▶ [Text to read]
Update Git submodule to latest commit on origin

I have a project with a Git submodule. It is from an ssh://... URL, and is on commit A. Commit B has been pushed to that URL, and I want the submodule to retrieve the commit, and change to it.

Now, my understanding is that git submodule update should do this, but it doesn't. It doesn't do anything (no output, success exit code). Here's an example:

$ mkdir foo
$ cd foo
$ git init .
Initialized empty Git repository in /.../foo/.git/
$ git submodule add ssh://user@host/git/mod mod
Cloning into mod...
user@host's password: hunter2
remote: Counting objects: 131, done.
remote: Compressing objects: 100% (115/115), done.
remote: Total 131 (delta 54), reused 0 (delta 0)
Receiving objects: 100% (131/131), 16.16 KiB, done.
Resolving deltas: 100% (54/54), done.
$ git commit -m "Hello world."
[master (root-commit) 565b235] Hello world.
 2 files changed, 4 insertions(+), 0 deletions(-)
 create mode 100644 .gitmodules
 create mode 160000 mod
# At this point, ssh://user@host/git/mod changes; submodule needs to change too.
$ git submodule init
Submodule 'mod' (ssh://user@host/git/mod) registered for path 'mod'
$ git submodule update
$ git submodule sync
Synchronizing submodule url for 'mod'
$ git submodule update
$ man git-submodule 
$ git submodule update --rebase
$ git submodule update
$ echo $?
0
$ git status
# On branch master
nothing to commit (working directory clean)
$ git submodule update mod
$ ...

I've also tried git fetch mod, which appears to do a fetch (but can't possibly, because it's not prompting for a password!), but git log and git show deny the existence of new commits. Thus far I've just been rm-ing the module and re-adding it, but this is both wrong in principle and tedious in practice.

David Z's answer seems like the better way of doing this - now that Git has the functionality you need built in via the --remote option, perhaps it would be useful to mark that as the accepted answer rather than the "by hand" approach in Jason's answer?

▶ [Dataset section]
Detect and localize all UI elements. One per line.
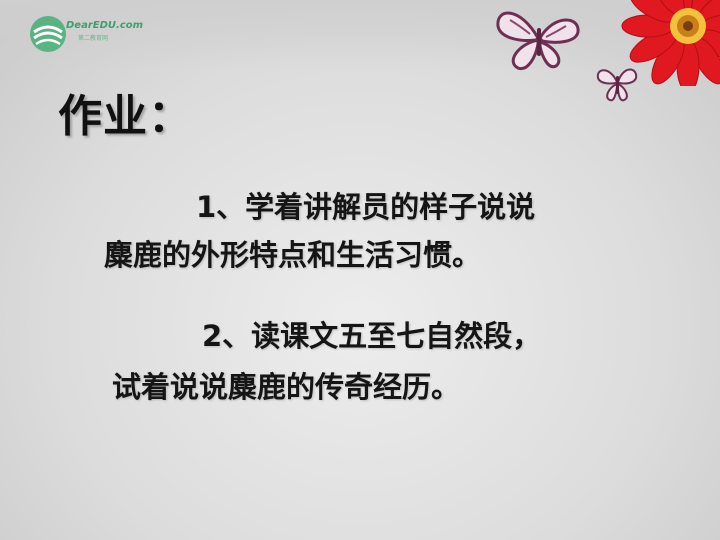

▶ [Written request 1]
Answer these questions from the submodule post.
(a) Which commit is the submodule on at first, and which commit has been pushed to the URL?
(b) What exit code does the example show after running git submodule update?
(c) Which option does the last paragraph say Git now has built in?
▶ [Written request 2]
Repeat a passage from the submodule post word for word. Begin at the words "I have a project" and stop after the words "100% (115/115), done.".
▶ [Written request 3]
According to the submodule post, why does the writer think git fetch mod did not really fetch anything?

▶ [Full response 1]
(a) It starts on commit A, and commit B has been pushed.
(b) 0
(c) The --remote option.

▶ [Full response 2]
I have a project with a Git submodule. It is from an ssh://... URL, and is on commit A. Commit B has been pushed to that URL, and I want the submodule to retrieve the commit, and change to it.

Now, my understanding is that git submodule update should do this, but it doesn't. It doesn't do anything (no output, success exit code). Here's an example:

$ mkdir foo
$ cd foo
$ git init .
Initialized empty Git repository in /.../foo/.git/
$ git submodule add ssh://user@host/git/mod mod
Cloning into mod...
user@host's password: hunter2
remote: Counting objects: 131, done.
remote: Compressing objects: 100% (115/115), done.

▶ [Full response 3]
The writer says it can't have done a real fetch because it did not prompt for a password. Afterward, git log and git show also showed no new commits.